== DATA TO USE
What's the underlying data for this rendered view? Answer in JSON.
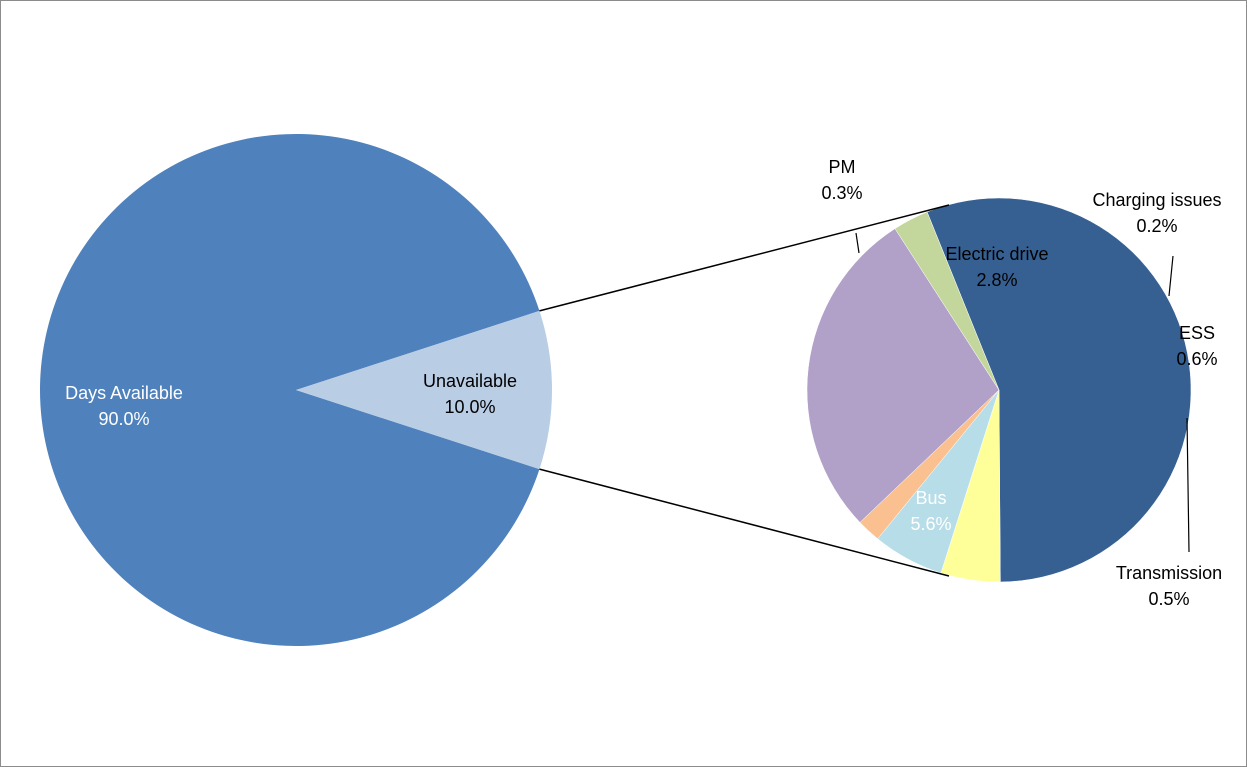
{
  "chart_data": {
    "type": "pie",
    "variant": "pie-of-pie",
    "title": "",
    "primary": {
      "slices": [
        {
          "name": "Days Available",
          "value": 90.0,
          "label": "90.0%",
          "color": "#4f81bd",
          "label_color": "#ffffff"
        },
        {
          "name": "Unavailable",
          "value": 10.0,
          "label": "10.0%",
          "color": "#b9cde5",
          "label_color": "#000000"
        }
      ]
    },
    "secondary": {
      "slices": [
        {
          "name": "Bus",
          "value": 5.6,
          "label": "5.6%",
          "color": "#366092",
          "label_color": "#ffffff"
        },
        {
          "name": "Transmission",
          "value": 0.5,
          "label": "0.5%",
          "color": "#ffff99",
          "label_color": "#000000"
        },
        {
          "name": "ESS",
          "value": 0.6,
          "label": "0.6%",
          "color": "#b7dde8",
          "label_color": "#000000"
        },
        {
          "name": "Charging issues",
          "value": 0.2,
          "label": "0.2%",
          "color": "#fac090",
          "label_color": "#000000"
        },
        {
          "name": "Electric drive",
          "value": 2.8,
          "label": "2.8%",
          "color": "#b1a0c7",
          "label_color": "#000000"
        },
        {
          "name": "PM",
          "value": 0.3,
          "label": "0.3%",
          "color": "#c3d69b",
          "label_color": "#000000"
        }
      ]
    },
    "legend": "none"
  }
}
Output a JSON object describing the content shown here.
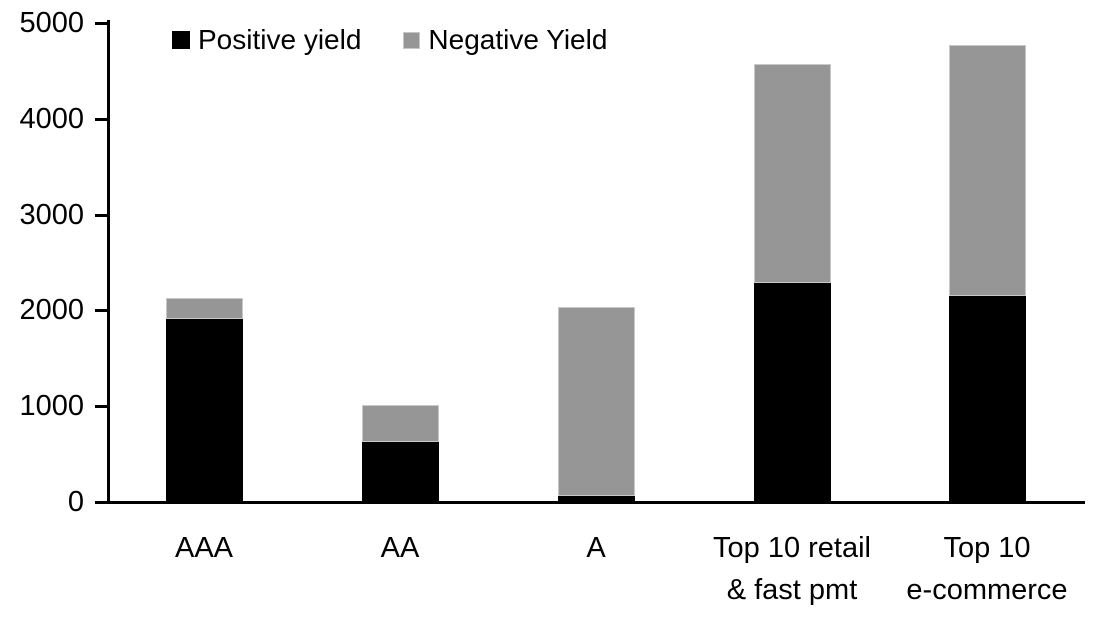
{
  "chart_data": {
    "type": "bar",
    "stacked": true,
    "title": "",
    "xlabel": "",
    "ylabel": "",
    "categories": [
      [
        "AAA"
      ],
      [
        "AA"
      ],
      [
        "A"
      ],
      [
        "Top 10 retail",
        "& fast pmt"
      ],
      [
        "Top 10",
        "e-commerce"
      ]
    ],
    "series": [
      {
        "name": "Positive yield",
        "color": "#000000",
        "values": [
          1900,
          620,
          50,
          2280,
          2140
        ]
      },
      {
        "name": "Negative Yield",
        "color": "#969696",
        "values": [
          220,
          380,
          1980,
          2280,
          2620
        ]
      }
    ],
    "totals": [
      2120,
      1000,
      2030,
      4560,
      4760
    ],
    "ylim": [
      0,
      5000
    ],
    "yticks": [
      0,
      1000,
      2000,
      3000,
      4000,
      5000
    ],
    "legend_position": "top",
    "grid": false,
    "axis_color": "#000000",
    "background_color": "#ffffff"
  }
}
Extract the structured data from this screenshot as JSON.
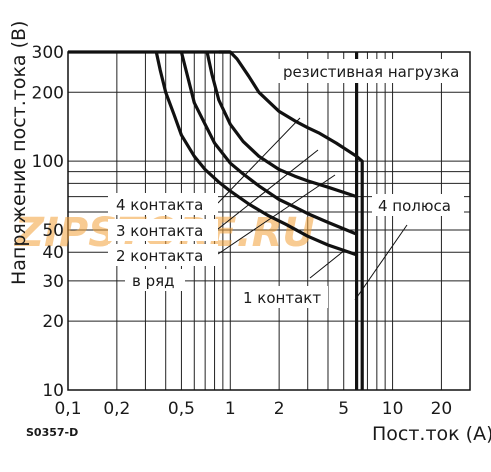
{
  "chart_data": {
    "type": "line",
    "xscale": "log",
    "yscale": "log",
    "xlim": [
      0.1,
      30
    ],
    "ylim": [
      10,
      300
    ],
    "xticks": [
      "0,1",
      "0,2",
      "0,5",
      "1",
      "2",
      "5",
      "10",
      "20"
    ],
    "yticks": [
      "10",
      "20",
      "30",
      "40",
      "50",
      "100",
      "200",
      "300"
    ],
    "xlabel": "Пост.ток (А)",
    "ylabel": "Напряжение пост.тока (В)",
    "code": "S0357-D",
    "grid": true,
    "series": [
      {
        "name": "4 контакта в ряд",
        "label": "4 контакта",
        "x": [
          0.35,
          0.37,
          0.4,
          0.45,
          0.5,
          0.6,
          0.7,
          0.85,
          1.0,
          1.3,
          1.7,
          2.2,
          3.0,
          4.0,
          6.0
        ],
        "y": [
          300,
          250,
          200,
          160,
          130,
          105,
          92,
          81,
          74,
          65,
          58,
          53,
          47,
          43,
          39
        ]
      },
      {
        "name": "3 контакта в ряд",
        "label": "3 контакта",
        "x": [
          0.5,
          0.55,
          0.6,
          0.7,
          0.8,
          1.0,
          1.2,
          1.5,
          2.0,
          2.5,
          3.0,
          4.0,
          6.0
        ],
        "y": [
          300,
          230,
          180,
          145,
          120,
          98,
          88,
          78,
          68,
          63,
          59,
          54,
          48
        ]
      },
      {
        "name": "2 контакта в ряд",
        "label": "2 контакта",
        "x": [
          0.72,
          0.77,
          0.85,
          1.0,
          1.2,
          1.5,
          2.0,
          2.5,
          3.0,
          4.0,
          6.0
        ],
        "y": [
          300,
          240,
          185,
          145,
          122,
          105,
          92,
          86,
          82,
          77,
          70
        ]
      },
      {
        "name": "резистивная нагрузка",
        "label": "резистивная нагрузка",
        "x": [
          0.85,
          1.0,
          1.1,
          1.3,
          1.5,
          2.0,
          2.5,
          3.0,
          3.5,
          4.5,
          6.0,
          6.5,
          6.5
        ],
        "y": [
          300,
          300,
          280,
          235,
          200,
          165,
          150,
          140,
          133,
          120,
          105,
          100,
          10
        ]
      },
      {
        "name": "4 полюса",
        "label": "4 полюса",
        "x": [
          6.0,
          6.0
        ],
        "y": [
          10,
          300
        ]
      }
    ],
    "annotations": [
      "резистивная нагрузка",
      "4 контакта",
      "3 контакта",
      "2 контакта",
      "в ряд",
      "1 контакт",
      "4 полюса"
    ],
    "watermark": "ZIPSTORE.RU"
  }
}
====
◆ **TASK TO CARRY OUT**
Without the pictures, write out all of the material exactly.

◆ **OUTPUT BELOW**
What's the underlying data for this rendered view? Answer in JSON.
{
  "chart_data": {
    "type": "pie",
    "variant": "pie-of-pie",
    "title": "",
    "primary": {
      "slices": [
        {
          "name": "Days Available",
          "value": 90.0,
          "label": "90.0%",
          "color": "#4f81bd",
          "label_color": "#ffffff"
        },
        {
          "name": "Unavailable",
          "value": 10.0,
          "label": "10.0%",
          "color": "#b9cde5",
          "label_color": "#000000"
        }
      ]
    },
    "secondary": {
      "slices": [
        {
          "name": "Bus",
          "value": 5.6,
          "label": "5.6%",
          "color": "#366092",
          "label_color": "#ffffff"
        },
        {
          "name": "Transmission",
          "value": 0.5,
          "label": "0.5%",
          "color": "#ffff99",
          "label_color": "#000000"
        },
        {
          "name": "ESS",
          "value": 0.6,
          "label": "0.6%",
          "color": "#b7dde8",
          "label_color": "#000000"
        },
        {
          "name": "Charging issues",
          "value": 0.2,
          "label": "0.2%",
          "color": "#fac090",
          "label_color": "#000000"
        },
        {
          "name": "Electric drive",
          "value": 2.8,
          "label": "2.8%",
          "color": "#b1a0c7",
          "label_color": "#000000"
        },
        {
          "name": "PM",
          "value": 0.3,
          "label": "0.3%",
          "color": "#c3d69b",
          "label_color": "#000000"
        }
      ]
    },
    "legend": "none"
  }
}
Output a JSON object describing the content shown here.
{
  "chart_data": {
    "type": "bar",
    "stacked": true,
    "title": "",
    "xlabel": "",
    "ylabel": "",
    "categories": [
      [
        "AAA"
      ],
      [
        "AA"
      ],
      [
        "A"
      ],
      [
        "Top 10 retail",
        "& fast pmt"
      ],
      [
        "Top 10",
        "e-commerce"
      ]
    ],
    "series": [
      {
        "name": "Positive yield",
        "color": "#000000",
        "values": [
          1900,
          620,
          50,
          2280,
          2140
        ]
      },
      {
        "name": "Negative Yield",
        "color": "#969696",
        "values": [
          220,
          380,
          1980,
          2280,
          2620
        ]
      }
    ],
    "totals": [
      2120,
      1000,
      2030,
      4560,
      4760
    ],
    "ylim": [
      0,
      5000
    ],
    "yticks": [
      0,
      1000,
      2000,
      3000,
      4000,
      5000
    ],
    "legend_position": "top",
    "grid": false,
    "axis_color": "#000000",
    "background_color": "#ffffff"
  }
}
Extract the structured data from this screenshot as JSON.
{
  "chart_data": {
    "type": "line",
    "xscale": "log",
    "yscale": "log",
    "xlim": [
      0.1,
      30
    ],
    "ylim": [
      10,
      300
    ],
    "xticks": [
      "0,1",
      "0,2",
      "0,5",
      "1",
      "2",
      "5",
      "10",
      "20"
    ],
    "yticks": [
      "10",
      "20",
      "30",
      "40",
      "50",
      "100",
      "200",
      "300"
    ],
    "xlabel": "Пост.ток (А)",
    "ylabel": "Напряжение пост.тока (В)",
    "code": "S0357-D",
    "grid": true,
    "series": [
      {
        "name": "4 контакта в ряд",
        "label": "4 контакта",
        "x": [
          0.35,
          0.37,
          0.4,
          0.45,
          0.5,
          0.6,
          0.7,
          0.85,
          1.0,
          1.3,
          1.7,
          2.2,
          3.0,
          4.0,
          6.0
        ],
        "y": [
          300,
          250,
          200,
          160,
          130,
          105,
          92,
          81,
          74,
          65,
          58,
          53,
          47,
          43,
          39
        ]
      },
      {
        "name": "3 контакта в ряд",
        "label": "3 контакта",
        "x": [
          0.5,
          0.55,
          0.6,
          0.7,
          0.8,
          1.0,
          1.2,
          1.5,
          2.0,
          2.5,
          3.0,
          4.0,
          6.0
        ],
        "y": [
          300,
          230,
          180,
          145,
          120,
          98,
          88,
          78,
          68,
          63,
          59,
          54,
          48
        ]
      },
      {
        "name": "2 контакта в ряд",
        "label": "2 контакта",
        "x": [
          0.72,
          0.77,
          0.85,
          1.0,
          1.2,
          1.5,
          2.0,
          2.5,
          3.0,
          4.0,
          6.0
        ],
        "y": [
          300,
          240,
          185,
          145,
          122,
          105,
          92,
          86,
          82,
          77,
          70
        ]
      },
      {
        "name": "резистивная нагрузка",
        "label": "резистивная нагрузка",
        "x": [
          0.85,
          1.0,
          1.1,
          1.3,
          1.5,
          2.0,
          2.5,
          3.0,
          3.5,
          4.5,
          6.0,
          6.5,
          6.5
        ],
        "y": [
          300,
          300,
          280,
          235,
          200,
          165,
          150,
          140,
          133,
          120,
          105,
          100,
          10
        ]
      },
      {
        "name": "4 полюса",
        "label": "4 полюса",
        "x": [
          6.0,
          6.0
        ],
        "y": [
          10,
          300
        ]
      }
    ],
    "annotations": [
      "резистивная нагрузка",
      "4 контакта",
      "3 контакта",
      "2 контакта",
      "в ряд",
      "1 контакт",
      "4 полюса"
    ],
    "watermark": "ZIPSTORE.RU"
  }
}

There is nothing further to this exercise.